* _GOAL_
What is the number of lines containing the word "screenshot"? Give that number alone.
_ _ _ _ _ _ _
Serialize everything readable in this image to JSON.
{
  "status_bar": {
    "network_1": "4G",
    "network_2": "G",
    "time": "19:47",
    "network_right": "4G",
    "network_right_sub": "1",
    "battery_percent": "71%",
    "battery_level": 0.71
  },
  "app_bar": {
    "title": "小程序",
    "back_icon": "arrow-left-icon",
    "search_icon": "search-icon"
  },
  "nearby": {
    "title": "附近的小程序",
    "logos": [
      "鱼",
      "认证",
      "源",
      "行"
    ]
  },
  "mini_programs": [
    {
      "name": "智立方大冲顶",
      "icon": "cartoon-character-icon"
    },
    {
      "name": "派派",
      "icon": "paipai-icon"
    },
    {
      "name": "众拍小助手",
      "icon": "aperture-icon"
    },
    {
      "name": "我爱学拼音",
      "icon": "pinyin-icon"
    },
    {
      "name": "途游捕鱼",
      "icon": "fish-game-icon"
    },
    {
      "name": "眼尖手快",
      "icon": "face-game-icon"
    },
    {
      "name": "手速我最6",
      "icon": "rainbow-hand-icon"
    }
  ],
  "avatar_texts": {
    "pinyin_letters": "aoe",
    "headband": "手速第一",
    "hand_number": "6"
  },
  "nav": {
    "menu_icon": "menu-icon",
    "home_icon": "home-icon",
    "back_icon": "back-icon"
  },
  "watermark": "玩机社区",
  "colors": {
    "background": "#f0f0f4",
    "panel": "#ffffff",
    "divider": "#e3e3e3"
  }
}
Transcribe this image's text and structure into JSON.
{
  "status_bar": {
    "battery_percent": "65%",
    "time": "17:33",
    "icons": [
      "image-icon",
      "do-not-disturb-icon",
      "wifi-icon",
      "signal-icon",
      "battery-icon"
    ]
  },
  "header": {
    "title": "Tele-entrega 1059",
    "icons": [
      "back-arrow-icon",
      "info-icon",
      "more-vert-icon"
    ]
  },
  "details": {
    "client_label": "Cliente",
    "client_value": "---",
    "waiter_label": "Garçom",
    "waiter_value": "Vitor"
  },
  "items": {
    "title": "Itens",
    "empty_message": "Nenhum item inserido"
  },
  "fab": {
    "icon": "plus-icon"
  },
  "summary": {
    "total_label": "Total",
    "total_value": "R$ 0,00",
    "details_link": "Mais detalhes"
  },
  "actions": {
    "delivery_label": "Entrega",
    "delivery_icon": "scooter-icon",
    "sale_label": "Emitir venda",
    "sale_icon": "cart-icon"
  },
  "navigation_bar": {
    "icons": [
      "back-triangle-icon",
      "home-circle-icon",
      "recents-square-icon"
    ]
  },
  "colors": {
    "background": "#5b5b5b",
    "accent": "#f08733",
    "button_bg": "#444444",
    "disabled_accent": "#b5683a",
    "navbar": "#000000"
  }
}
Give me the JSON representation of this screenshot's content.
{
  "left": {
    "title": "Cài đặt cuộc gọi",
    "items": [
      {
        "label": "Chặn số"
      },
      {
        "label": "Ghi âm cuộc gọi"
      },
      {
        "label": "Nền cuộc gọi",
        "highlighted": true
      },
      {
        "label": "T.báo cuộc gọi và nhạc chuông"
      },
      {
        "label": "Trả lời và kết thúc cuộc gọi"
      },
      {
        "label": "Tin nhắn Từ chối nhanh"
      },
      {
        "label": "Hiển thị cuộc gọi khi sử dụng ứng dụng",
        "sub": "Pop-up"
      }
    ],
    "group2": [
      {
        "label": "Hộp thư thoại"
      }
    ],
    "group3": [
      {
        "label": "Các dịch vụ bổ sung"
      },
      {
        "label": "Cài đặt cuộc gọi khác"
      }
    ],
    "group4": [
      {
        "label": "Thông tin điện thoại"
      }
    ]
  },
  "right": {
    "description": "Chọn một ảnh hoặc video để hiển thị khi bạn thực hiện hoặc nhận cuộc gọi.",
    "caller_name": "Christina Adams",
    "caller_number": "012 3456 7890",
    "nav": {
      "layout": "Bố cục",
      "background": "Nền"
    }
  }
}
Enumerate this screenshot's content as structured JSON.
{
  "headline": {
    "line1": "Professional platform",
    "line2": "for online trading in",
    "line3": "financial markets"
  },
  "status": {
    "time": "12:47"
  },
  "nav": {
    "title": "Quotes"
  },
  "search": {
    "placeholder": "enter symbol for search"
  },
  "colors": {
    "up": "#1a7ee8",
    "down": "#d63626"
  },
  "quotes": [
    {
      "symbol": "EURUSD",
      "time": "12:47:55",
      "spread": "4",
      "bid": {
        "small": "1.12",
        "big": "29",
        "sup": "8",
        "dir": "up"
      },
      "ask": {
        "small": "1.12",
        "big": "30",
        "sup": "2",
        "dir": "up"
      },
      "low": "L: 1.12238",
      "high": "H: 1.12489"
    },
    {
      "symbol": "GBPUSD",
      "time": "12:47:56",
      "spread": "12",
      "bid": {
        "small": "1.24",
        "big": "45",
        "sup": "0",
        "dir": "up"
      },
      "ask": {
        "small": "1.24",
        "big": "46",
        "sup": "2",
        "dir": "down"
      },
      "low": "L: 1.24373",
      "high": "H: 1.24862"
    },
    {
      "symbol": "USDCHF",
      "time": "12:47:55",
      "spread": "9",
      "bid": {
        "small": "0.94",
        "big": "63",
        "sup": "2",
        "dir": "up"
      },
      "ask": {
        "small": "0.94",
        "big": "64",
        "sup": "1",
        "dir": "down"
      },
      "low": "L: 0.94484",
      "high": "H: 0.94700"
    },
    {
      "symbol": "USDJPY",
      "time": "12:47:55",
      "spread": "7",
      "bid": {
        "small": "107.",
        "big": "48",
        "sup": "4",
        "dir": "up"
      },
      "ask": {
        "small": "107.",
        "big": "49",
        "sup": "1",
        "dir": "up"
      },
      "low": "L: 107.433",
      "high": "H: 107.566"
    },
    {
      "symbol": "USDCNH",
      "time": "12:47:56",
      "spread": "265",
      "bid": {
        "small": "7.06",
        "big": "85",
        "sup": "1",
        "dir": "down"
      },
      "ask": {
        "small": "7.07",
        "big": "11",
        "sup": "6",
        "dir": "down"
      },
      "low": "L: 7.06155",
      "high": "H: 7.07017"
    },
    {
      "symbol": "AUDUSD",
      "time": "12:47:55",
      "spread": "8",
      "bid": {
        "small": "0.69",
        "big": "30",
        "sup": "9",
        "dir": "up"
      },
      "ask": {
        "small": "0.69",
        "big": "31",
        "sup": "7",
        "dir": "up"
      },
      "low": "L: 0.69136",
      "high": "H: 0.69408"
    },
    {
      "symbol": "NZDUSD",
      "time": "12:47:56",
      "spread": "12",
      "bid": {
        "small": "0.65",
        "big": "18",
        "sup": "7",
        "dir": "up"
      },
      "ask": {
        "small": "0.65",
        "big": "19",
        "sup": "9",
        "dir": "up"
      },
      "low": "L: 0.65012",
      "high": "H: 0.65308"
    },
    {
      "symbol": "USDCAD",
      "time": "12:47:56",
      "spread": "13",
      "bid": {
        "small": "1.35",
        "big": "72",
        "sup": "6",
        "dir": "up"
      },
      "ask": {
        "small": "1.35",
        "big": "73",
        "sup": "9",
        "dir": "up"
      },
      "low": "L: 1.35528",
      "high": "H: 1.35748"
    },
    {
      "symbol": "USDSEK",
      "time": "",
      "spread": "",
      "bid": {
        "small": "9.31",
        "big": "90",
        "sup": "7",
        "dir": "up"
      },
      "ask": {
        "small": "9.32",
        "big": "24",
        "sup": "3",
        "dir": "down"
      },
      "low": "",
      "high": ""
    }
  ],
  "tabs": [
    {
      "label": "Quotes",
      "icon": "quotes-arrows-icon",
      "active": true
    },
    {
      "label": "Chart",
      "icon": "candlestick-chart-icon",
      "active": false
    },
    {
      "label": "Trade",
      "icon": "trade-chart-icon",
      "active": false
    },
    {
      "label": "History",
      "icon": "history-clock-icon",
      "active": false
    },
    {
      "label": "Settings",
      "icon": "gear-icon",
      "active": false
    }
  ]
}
_ _ _ _ _ _ _
* _RESPONSE_
2